Seek out every line containing the word "FWHM", and copy each.

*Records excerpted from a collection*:
☆ ☆ ☆ ☆

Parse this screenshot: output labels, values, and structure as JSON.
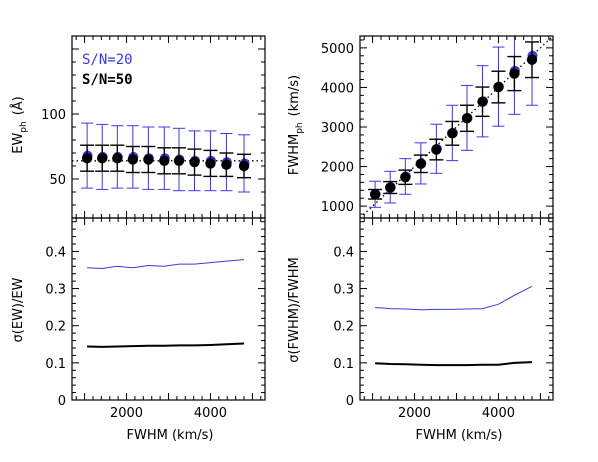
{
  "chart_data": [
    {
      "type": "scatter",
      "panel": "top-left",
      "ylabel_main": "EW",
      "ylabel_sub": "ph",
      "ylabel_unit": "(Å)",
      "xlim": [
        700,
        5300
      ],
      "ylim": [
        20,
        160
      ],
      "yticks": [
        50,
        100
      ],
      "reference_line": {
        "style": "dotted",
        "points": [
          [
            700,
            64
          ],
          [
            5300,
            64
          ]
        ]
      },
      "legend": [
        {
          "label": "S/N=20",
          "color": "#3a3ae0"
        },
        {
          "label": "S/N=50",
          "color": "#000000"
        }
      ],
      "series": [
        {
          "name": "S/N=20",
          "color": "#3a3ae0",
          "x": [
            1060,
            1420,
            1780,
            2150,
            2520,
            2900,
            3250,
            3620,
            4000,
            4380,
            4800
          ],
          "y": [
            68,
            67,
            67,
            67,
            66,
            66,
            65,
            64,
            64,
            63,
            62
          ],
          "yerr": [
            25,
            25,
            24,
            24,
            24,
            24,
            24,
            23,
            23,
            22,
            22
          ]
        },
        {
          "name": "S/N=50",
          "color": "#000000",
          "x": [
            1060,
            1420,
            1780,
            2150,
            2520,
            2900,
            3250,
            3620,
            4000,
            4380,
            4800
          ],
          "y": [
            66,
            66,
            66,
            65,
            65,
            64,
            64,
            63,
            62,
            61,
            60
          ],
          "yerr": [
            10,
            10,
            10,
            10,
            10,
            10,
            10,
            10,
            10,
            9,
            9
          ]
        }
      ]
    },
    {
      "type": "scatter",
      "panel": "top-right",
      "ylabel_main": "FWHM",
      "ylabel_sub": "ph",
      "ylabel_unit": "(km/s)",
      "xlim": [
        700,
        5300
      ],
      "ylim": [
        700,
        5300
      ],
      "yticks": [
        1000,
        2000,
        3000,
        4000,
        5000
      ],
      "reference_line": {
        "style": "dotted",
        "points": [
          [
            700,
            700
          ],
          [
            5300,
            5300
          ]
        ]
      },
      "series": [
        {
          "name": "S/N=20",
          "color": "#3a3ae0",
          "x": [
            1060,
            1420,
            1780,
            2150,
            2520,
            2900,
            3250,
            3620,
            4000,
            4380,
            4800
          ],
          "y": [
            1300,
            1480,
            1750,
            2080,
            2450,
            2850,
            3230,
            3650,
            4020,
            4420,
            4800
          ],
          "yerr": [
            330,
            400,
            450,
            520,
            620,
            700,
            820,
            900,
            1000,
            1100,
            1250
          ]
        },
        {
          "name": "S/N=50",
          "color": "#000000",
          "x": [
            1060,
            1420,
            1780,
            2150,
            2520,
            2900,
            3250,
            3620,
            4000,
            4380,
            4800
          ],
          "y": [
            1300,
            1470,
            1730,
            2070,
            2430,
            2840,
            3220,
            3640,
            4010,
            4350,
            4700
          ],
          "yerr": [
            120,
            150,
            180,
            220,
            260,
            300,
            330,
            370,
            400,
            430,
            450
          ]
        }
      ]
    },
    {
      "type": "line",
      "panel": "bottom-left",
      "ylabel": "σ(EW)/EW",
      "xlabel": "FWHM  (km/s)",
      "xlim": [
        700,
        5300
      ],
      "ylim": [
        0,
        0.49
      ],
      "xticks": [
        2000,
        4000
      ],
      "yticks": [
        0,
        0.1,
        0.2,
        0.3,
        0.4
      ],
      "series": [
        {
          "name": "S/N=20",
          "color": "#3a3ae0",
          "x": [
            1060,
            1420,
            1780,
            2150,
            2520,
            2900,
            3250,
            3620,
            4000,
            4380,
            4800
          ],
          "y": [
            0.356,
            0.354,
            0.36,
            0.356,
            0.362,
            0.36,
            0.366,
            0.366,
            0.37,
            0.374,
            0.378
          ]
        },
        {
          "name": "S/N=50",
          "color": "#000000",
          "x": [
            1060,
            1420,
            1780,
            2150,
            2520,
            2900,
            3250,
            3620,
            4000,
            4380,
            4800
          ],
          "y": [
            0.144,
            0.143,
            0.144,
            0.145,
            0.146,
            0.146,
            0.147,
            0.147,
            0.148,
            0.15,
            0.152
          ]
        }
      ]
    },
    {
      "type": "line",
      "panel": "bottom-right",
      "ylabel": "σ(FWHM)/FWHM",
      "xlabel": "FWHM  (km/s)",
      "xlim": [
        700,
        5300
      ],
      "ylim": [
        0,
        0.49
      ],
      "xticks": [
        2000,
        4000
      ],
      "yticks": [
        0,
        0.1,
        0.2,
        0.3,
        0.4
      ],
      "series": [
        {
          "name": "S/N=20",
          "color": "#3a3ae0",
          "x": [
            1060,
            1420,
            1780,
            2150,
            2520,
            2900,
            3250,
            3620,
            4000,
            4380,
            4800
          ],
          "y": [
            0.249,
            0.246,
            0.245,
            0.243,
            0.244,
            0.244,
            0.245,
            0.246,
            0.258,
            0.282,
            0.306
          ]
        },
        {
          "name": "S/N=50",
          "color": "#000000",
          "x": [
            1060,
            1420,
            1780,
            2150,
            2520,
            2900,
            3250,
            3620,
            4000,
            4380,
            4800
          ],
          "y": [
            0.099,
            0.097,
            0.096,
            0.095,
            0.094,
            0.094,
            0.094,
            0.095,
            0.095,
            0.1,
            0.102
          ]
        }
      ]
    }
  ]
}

☆ ☆ ☆ ☆

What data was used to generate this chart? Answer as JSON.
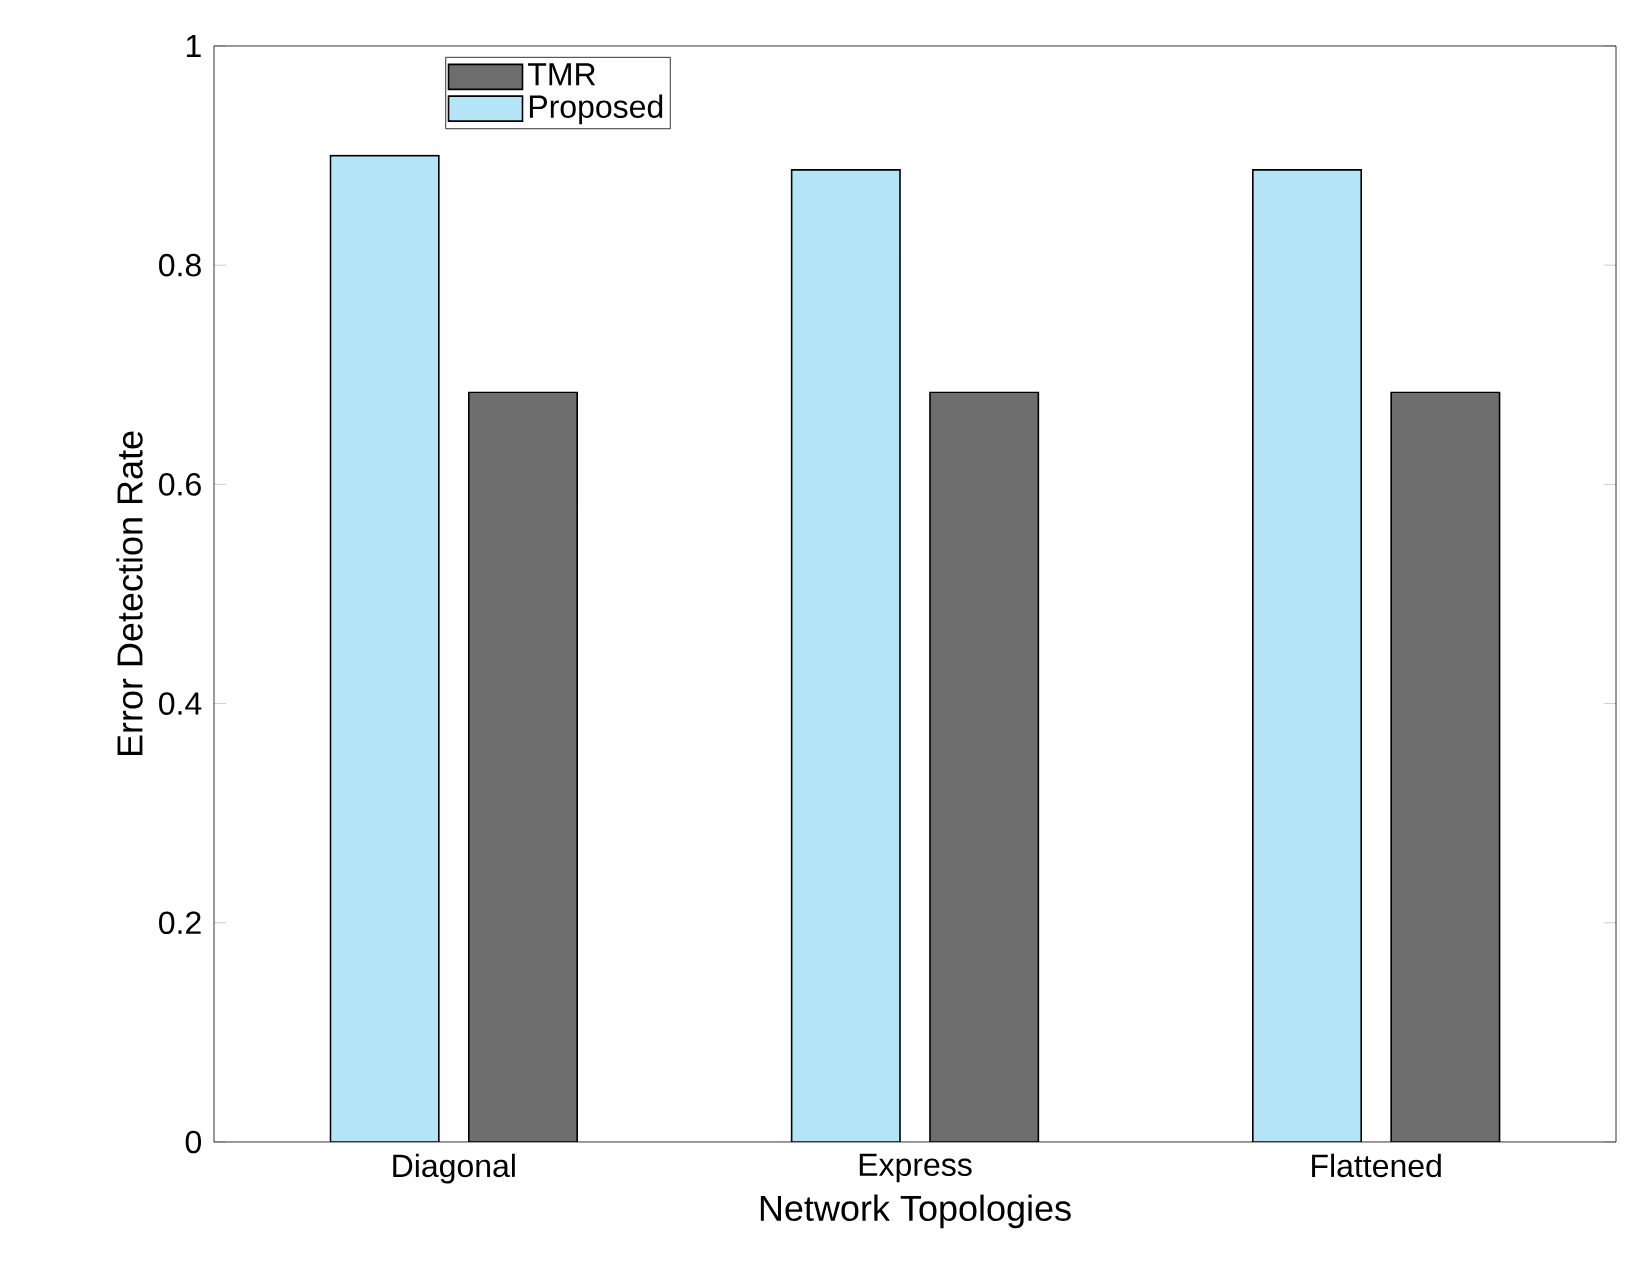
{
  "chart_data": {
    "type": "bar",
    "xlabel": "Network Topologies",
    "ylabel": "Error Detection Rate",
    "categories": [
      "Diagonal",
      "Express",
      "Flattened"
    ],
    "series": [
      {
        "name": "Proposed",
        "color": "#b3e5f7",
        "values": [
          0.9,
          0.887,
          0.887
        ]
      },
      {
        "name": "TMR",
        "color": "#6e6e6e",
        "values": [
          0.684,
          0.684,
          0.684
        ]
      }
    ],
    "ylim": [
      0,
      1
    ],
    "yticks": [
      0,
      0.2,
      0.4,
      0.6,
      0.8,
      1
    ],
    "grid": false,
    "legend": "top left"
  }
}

☆ ☆ ☆ ☆

*Task result*:
      "ylabel_main": "FWHM",
      "xlabel": "FWHM  (km/s)",
      "ylabel": "σ(FWHM)/FWHM",
      "xlabel": "FWHM  (km/s)",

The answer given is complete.